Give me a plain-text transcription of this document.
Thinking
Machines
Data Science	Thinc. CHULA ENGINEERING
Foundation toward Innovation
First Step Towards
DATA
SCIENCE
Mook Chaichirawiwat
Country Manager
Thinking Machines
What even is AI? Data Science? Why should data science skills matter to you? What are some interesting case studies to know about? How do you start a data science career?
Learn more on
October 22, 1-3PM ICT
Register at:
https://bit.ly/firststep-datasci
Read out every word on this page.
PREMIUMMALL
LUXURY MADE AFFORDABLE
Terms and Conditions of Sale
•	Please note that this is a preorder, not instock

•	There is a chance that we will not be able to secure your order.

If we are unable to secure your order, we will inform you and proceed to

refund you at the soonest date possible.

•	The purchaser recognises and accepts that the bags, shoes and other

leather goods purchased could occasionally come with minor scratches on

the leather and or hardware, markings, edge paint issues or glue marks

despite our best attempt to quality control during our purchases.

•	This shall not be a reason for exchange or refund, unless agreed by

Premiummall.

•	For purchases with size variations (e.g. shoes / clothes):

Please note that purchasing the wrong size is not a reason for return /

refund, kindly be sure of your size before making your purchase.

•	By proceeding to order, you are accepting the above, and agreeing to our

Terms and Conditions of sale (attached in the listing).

TASK PROMPT →
Pull out each line of the entries that contains "secure".

RIGHT ANSWER →
•	There is a chance that we will not be able to secure your order.
If we are unable to secure your order, we will inform you and proceed to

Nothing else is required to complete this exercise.